> Exercise
Write out the whole of the material exactly.

> Entries shown
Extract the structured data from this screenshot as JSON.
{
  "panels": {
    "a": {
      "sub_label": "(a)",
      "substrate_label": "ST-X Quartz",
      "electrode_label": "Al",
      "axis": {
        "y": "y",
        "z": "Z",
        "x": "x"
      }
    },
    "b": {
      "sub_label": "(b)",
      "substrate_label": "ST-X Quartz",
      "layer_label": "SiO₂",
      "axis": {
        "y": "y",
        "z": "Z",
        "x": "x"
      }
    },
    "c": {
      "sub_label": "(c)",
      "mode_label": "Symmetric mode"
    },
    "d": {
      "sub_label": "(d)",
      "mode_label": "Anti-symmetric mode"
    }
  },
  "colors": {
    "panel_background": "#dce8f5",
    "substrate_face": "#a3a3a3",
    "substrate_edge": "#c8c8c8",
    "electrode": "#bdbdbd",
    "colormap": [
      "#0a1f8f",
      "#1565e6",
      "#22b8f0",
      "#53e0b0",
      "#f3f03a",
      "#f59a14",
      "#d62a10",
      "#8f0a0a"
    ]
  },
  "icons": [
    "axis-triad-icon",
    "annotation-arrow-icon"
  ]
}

> Final answer
Extract the structured data from this screenshot as JSON.
{
  "panels": {
    "a": {
      "sub_label": "(a)",
      "substrate_label": "ST-X Quartz",
      "electrode_label": "Al",
      "axis": {
        "y": "y",
        "z": "Z",
        "x": "x"
      }
    },
    "b": {
      "sub_label": "(b)",
      "substrate_label": "ST-X Quartz",
      "layer_label": "SiO₂",
      "axis": {
        "y": "y",
        "z": "Z",
        "x": "x"
      }
    },
    "c": {
      "sub_label": "(c)",
      "mode_label": "Symmetric mode"
    },
    "d": {
      "sub_label": "(d)",
      "mode_label": "Anti-symmetric mode"
    }
  },
  "colors": {
    "panel_background": "#dce8f5",
    "substrate_face": "#a3a3a3",
    "substrate_edge": "#c8c8c8",
    "electrode": "#bdbdbd",
    "colormap": [
      "#0a1f8f",
      "#1565e6",
      "#22b8f0",
      "#53e0b0",
      "#f3f03a",
      "#f59a14",
      "#d62a10",
      "#8f0a0a"
    ]
  },
  "icons": [
    "axis-triad-icon",
    "annotation-arrow-icon"
  ]
}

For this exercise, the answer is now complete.